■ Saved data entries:

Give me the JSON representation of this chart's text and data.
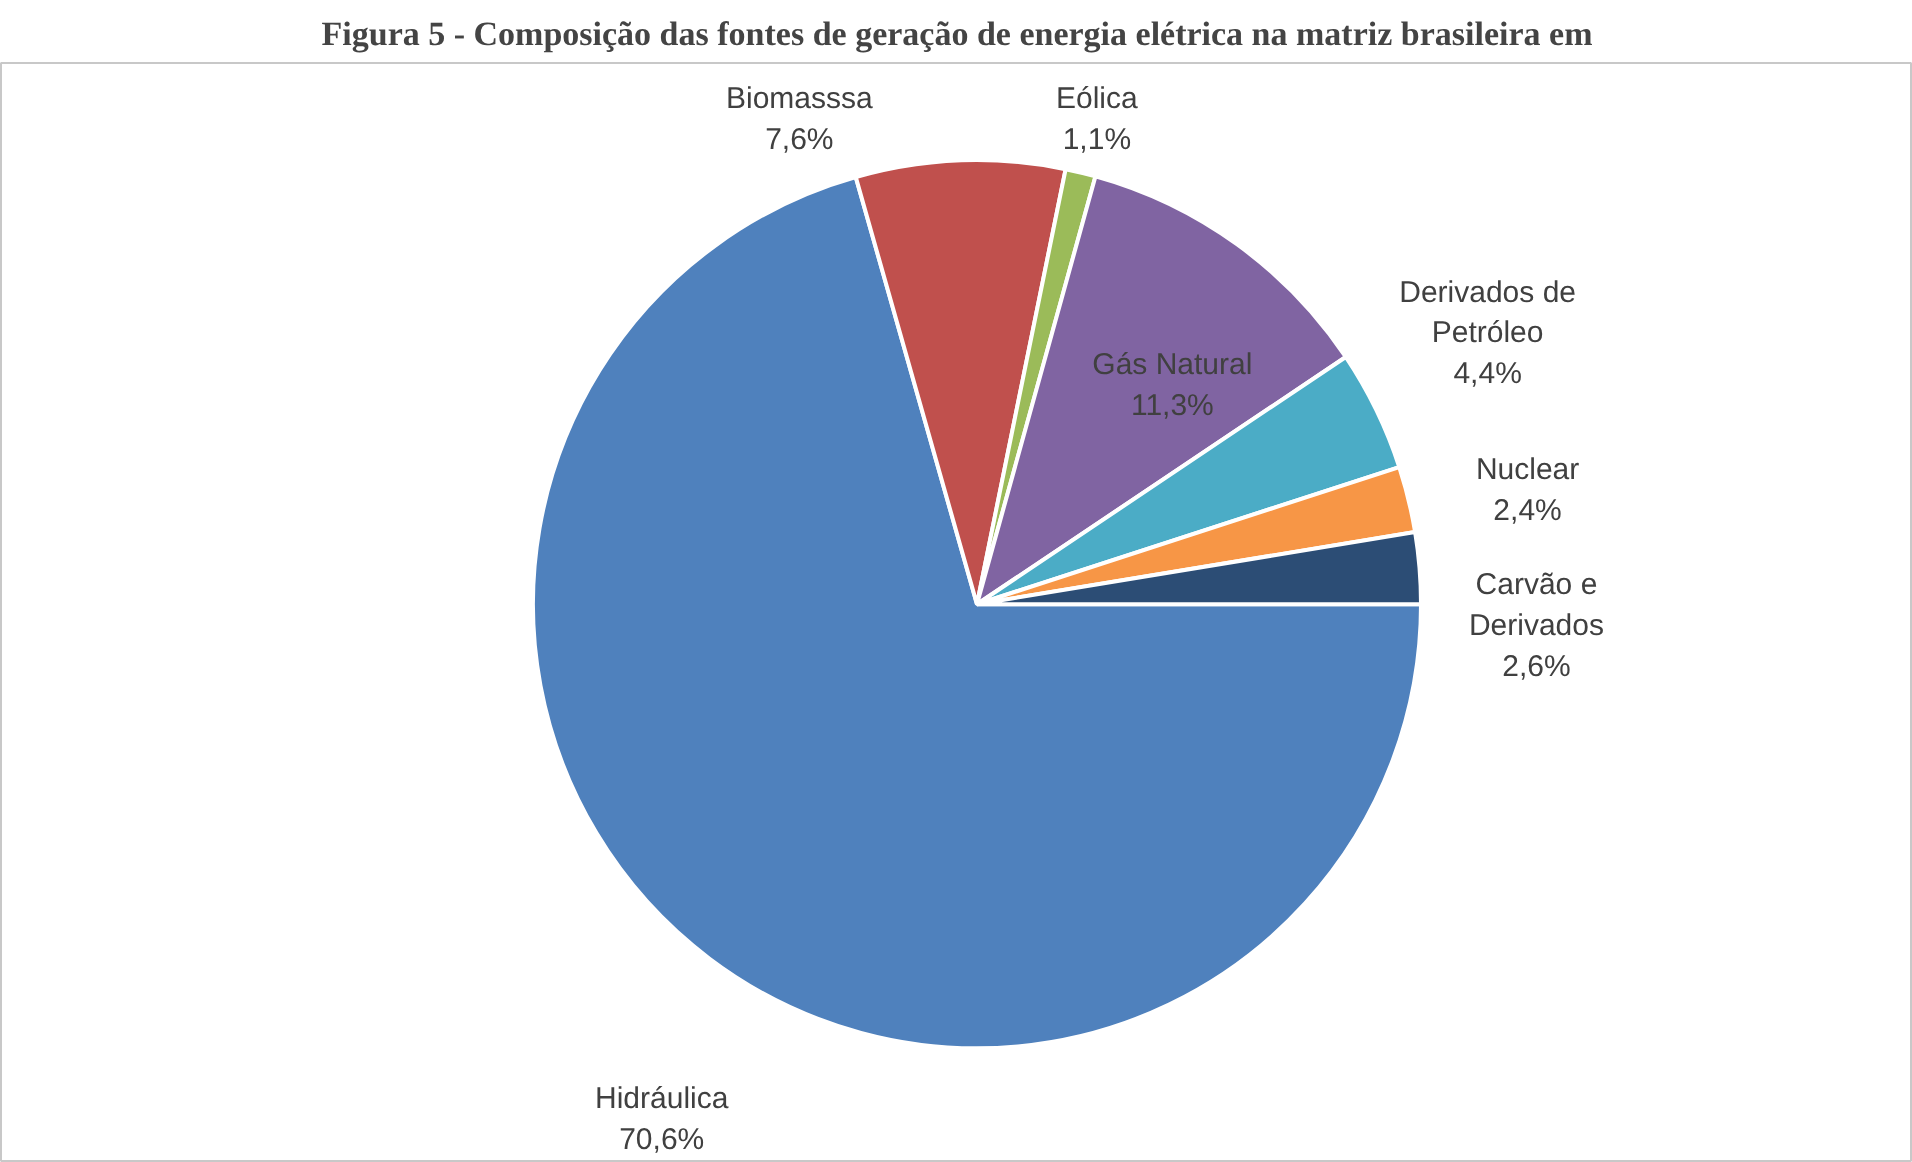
{
  "chart_data": {
    "type": "pie",
    "title": "Figura 5 - Composição das fontes de geração de energia elétrica na matriz brasileira em",
    "categories": [
      "Hidráulica",
      "Biomasssa",
      "Eólica",
      "Gás Natural",
      "Derivados de Petróleo",
      "Nuclear",
      "Carvão e Derivados"
    ],
    "values": [
      70.6,
      7.6,
      1.1,
      11.3,
      4.4,
      2.4,
      2.6
    ],
    "value_labels": [
      "70,6%",
      "7,6%",
      "1,1%",
      "11,3%",
      "4,4%",
      "2,4%",
      "2,6%"
    ],
    "colors": [
      "#4f81bd",
      "#c0504d",
      "#9bbb59",
      "#8064a2",
      "#4bacc6",
      "#f79646",
      "#2c4d75"
    ]
  }
}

■ Task requirements: Repeat the material exactly as it reads, without any of its pictures.

■ Result of this exercise:
Give me the JSON representation of this chart's text and data.
{
  "chart_data": {
    "type": "pie",
    "title": "Figura 5 - Composição das fontes de geração de energia elétrica na matriz brasileira em",
    "categories": [
      "Hidráulica",
      "Biomasssa",
      "Eólica",
      "Gás Natural",
      "Derivados de Petróleo",
      "Nuclear",
      "Carvão e Derivados"
    ],
    "values": [
      70.6,
      7.6,
      1.1,
      11.3,
      4.4,
      2.4,
      2.6
    ],
    "value_labels": [
      "70,6%",
      "7,6%",
      "1,1%",
      "11,3%",
      "4,4%",
      "2,4%",
      "2,6%"
    ],
    "colors": [
      "#4f81bd",
      "#c0504d",
      "#9bbb59",
      "#8064a2",
      "#4bacc6",
      "#f79646",
      "#2c4d75"
    ]
  }
}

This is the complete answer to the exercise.